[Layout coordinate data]

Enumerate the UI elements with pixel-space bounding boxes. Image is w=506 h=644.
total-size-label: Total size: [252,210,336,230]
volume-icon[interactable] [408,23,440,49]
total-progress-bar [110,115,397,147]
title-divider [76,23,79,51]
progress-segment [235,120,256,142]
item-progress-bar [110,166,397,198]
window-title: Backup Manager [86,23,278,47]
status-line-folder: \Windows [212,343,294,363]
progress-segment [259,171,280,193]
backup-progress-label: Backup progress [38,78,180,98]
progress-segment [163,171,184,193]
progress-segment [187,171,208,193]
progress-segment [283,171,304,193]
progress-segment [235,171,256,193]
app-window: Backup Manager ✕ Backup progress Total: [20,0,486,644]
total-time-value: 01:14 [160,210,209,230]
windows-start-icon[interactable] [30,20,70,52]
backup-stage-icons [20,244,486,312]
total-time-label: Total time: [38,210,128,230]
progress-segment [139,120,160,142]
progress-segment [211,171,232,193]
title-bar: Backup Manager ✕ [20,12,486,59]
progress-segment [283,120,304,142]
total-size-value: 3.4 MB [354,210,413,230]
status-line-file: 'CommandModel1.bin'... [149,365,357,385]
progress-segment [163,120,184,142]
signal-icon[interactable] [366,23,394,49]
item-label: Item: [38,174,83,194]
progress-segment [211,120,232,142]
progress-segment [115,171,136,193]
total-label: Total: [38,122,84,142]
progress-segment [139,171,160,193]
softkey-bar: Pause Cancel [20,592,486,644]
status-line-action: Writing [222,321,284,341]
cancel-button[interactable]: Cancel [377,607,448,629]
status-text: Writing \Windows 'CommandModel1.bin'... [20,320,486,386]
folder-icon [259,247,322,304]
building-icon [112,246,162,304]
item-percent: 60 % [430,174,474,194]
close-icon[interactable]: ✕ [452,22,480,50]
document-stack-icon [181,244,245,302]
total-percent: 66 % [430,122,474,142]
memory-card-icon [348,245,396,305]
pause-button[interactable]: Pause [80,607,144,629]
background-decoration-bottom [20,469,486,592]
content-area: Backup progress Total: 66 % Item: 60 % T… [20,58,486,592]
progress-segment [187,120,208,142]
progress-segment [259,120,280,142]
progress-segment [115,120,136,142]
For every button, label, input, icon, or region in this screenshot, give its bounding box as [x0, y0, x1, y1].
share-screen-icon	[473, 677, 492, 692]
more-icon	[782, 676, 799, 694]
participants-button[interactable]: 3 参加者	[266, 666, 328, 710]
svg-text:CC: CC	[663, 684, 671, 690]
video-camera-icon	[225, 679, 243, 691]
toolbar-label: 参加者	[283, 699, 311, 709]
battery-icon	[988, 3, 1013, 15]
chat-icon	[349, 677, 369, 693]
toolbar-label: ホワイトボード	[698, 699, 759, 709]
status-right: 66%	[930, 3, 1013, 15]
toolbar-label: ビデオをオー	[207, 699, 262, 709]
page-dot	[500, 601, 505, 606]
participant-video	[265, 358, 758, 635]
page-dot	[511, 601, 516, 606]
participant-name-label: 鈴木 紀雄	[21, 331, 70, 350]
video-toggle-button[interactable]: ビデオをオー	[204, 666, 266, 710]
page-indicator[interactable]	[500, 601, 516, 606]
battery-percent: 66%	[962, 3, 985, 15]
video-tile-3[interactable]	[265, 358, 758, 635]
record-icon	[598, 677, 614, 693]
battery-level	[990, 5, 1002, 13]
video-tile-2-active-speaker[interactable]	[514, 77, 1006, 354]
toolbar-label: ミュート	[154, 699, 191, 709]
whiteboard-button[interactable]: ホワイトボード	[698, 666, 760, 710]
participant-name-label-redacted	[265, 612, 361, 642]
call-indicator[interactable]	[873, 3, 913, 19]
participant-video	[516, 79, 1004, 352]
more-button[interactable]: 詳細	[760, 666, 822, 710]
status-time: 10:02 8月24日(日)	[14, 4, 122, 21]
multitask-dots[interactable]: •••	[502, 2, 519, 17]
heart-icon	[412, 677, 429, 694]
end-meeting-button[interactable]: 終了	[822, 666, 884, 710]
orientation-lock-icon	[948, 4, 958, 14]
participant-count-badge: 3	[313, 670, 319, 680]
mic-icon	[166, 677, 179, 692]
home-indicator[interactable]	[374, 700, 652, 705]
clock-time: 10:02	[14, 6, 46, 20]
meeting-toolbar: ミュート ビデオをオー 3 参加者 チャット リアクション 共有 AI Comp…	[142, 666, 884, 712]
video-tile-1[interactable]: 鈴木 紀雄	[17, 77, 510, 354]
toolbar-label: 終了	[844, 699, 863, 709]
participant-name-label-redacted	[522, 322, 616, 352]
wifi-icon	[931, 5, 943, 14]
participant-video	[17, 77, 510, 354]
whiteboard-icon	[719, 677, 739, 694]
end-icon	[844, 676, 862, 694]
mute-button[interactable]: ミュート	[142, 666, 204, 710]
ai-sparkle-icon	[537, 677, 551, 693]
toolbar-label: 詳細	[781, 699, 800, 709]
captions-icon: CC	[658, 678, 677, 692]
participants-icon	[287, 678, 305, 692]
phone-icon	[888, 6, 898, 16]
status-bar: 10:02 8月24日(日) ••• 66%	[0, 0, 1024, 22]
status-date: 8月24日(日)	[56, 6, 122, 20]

▸ **TASK DETAILS**
Could you echo the lines above, from the start of the records up to and including the line with "progress-segment [283,171,304,193]", character for character?

▸ **SOLUTION TO THE PROBLEM**
Enumerate the UI elements with pixel-space bounding boxes. Image is w=506 h=644.
total-size-label: Total size: [252,210,336,230]
volume-icon[interactable] [408,23,440,49]
total-progress-bar [110,115,397,147]
title-divider [76,23,79,51]
progress-segment [235,120,256,142]
item-progress-bar [110,166,397,198]
window-title: Backup Manager [86,23,278,47]
status-line-folder: \Windows [212,343,294,363]
progress-segment [259,171,280,193]
backup-progress-label: Backup progress [38,78,180,98]
progress-segment [163,171,184,193]
progress-segment [187,171,208,193]
progress-segment [283,171,304,193]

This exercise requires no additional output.